Instructions:
1. In the article about the 1774 Pennsylvania map, what price did the map sell for at auction?
2. In the article about the 1774 Pennsylvania map, rewrite the paragraph beginning "This map from 1774 shows Pennsylvania" as a shorter paragraph that keeps its main facts.
3. Pick up the article about the 1774 Pennsylvania map after its final sentence and write the next part.

250-year-old map of Pennsylvania recalls little-known, colonial-era border dispute with Connecticut

The document had been part of the Independence Seaport Museum's collection until it was sold at auction this month for more than $15,000

This map from 1774 shows Pennsylvania and illustrates a little-known land dispute between the Pennsylvania and Connecticut colonies that led to the Pennamite-Yankee wars. The hand-drawn map had belonged to the Independence Seaport Museum, which auctioned it off earlier in December. The Pennamite-Yankee wars took place around Wilkes-Barre in Northeastern Pennsylvania, a city founded by Connecticut settlers seeking to expand that colony's territory.
Contributed image/Bonhams Auction House

A hand-drawn map showing the colonial-era border dispute between Pennsylvania and Connecticut, two states that are today separated by roughly 100 miles of land belonging to New York, was sold at auction for $15,300 earlier this month.

The map previously owned by the Independence Seaport Museum was created around 1774, possibly by William Smith – an early provost of the University of Pennsylvania who helped the Penn family defend their claim to the Keystone State's modern territory.

Material supplied:
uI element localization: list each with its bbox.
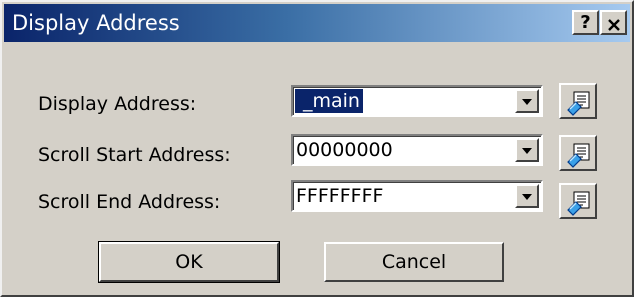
display-address-dropdown-arrow[interactable] [515, 89, 539, 113]
display-address-label: Display Address: [38, 93, 197, 115]
scroll-end-dropdown-arrow[interactable] [515, 184, 539, 208]
scroll-end-picker-button[interactable] [559, 183, 597, 219]
scroll-end-address-combobox[interactable]: FFFFFFFF [291, 180, 543, 212]
window-title: Display Address [12, 11, 180, 35]
close-icon [607, 18, 620, 31]
display-address-combobox[interactable]: _main [291, 85, 543, 117]
scroll-start-address-combobox[interactable]: 00000000 [291, 134, 543, 166]
scroll-end-address-label: Scroll End Address: [38, 191, 221, 213]
title-bar[interactable]: Display Address ? [4, 4, 630, 42]
scroll-start-address-label: Scroll Start Address: [38, 144, 231, 166]
dialog-window: Display Address ? Display Address: _main… [0, 0, 634, 297]
help-button[interactable]: ? [572, 10, 599, 35]
cancel-button[interactable]: Cancel [324, 242, 504, 282]
address-picker-icon [567, 191, 590, 216]
display-address-picker-button[interactable] [559, 83, 597, 119]
scroll-start-picker-button[interactable] [559, 135, 597, 171]
scroll-end-address-value[interactable]: FFFFFFFF [296, 184, 383, 208]
display-address-value[interactable]: _main [295, 89, 363, 113]
scroll-start-address-value[interactable]: 00000000 [296, 138, 393, 162]
ok-button[interactable]: OK [98, 241, 280, 283]
address-picker-icon [567, 143, 590, 168]
address-picker-icon [567, 91, 590, 116]
close-button[interactable] [600, 10, 627, 35]
scroll-start-dropdown-arrow[interactable] [515, 138, 539, 162]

Answers to the exercise:
1. $15,300

2. The hand-drawn 1774 map of Pennsylvania shows a little-known land dispute between the Pennsylvania and Connecticut colonies that led to the Pennamite-Yankee wars. The Independence Seaport Museum owned it until auctioning it off earlier in December. The wars took place around Wilkes-Barre in Northeastern Pennsylvania, a city founded by Connecticut settlers who wanted to expand their colony's territory.

3.
It was found in the museum's archives several years ago, according to Chief Curator Craig Bruns. Independence Seaport Museum's board voted to sell the map because it didn't fit into the scope of the museum's collection, he said. The proceeds will be used to care for or expand their current library, which generally relies on items being donated.

Bruns said he hadn't been sure how much the map would get at auction, but was pleasantly surprised by the final sale price when it was sold at Bonhams auction house in New York on Dec. 15.

The winning bidder remains anonymous, but one of the contenders for the map was the American Philosophical Society. Patrick Spero, the organization's librarian, said it would have fit well into the society's large collection of other historical documents.

The map is a snapshot of the formative years of U.S. history, when the original 13 colonies jockeyed for land. Connecticuters would fight three bloody wars with Pennsylvania to expand their homeland's borders, or to just hold on to territory they believed was theirs. 

The document shows what most people today would recognize as Pennsylvania, but it also illustrates the claim Yankee settlers from Connecticut made to the northern third of the state, beginning with area around Wilkes-Barre.

That's correct: Connecticut and Pennsylvania, two states that don't share a border, fought three wars over control of Wilkes-Barre?

"It's just crazy. Isn't it?" Bruns said. "(Connecticut) is so far away."

The short explanation for this, Spero said, is that early land charters for the two colonies overlapped.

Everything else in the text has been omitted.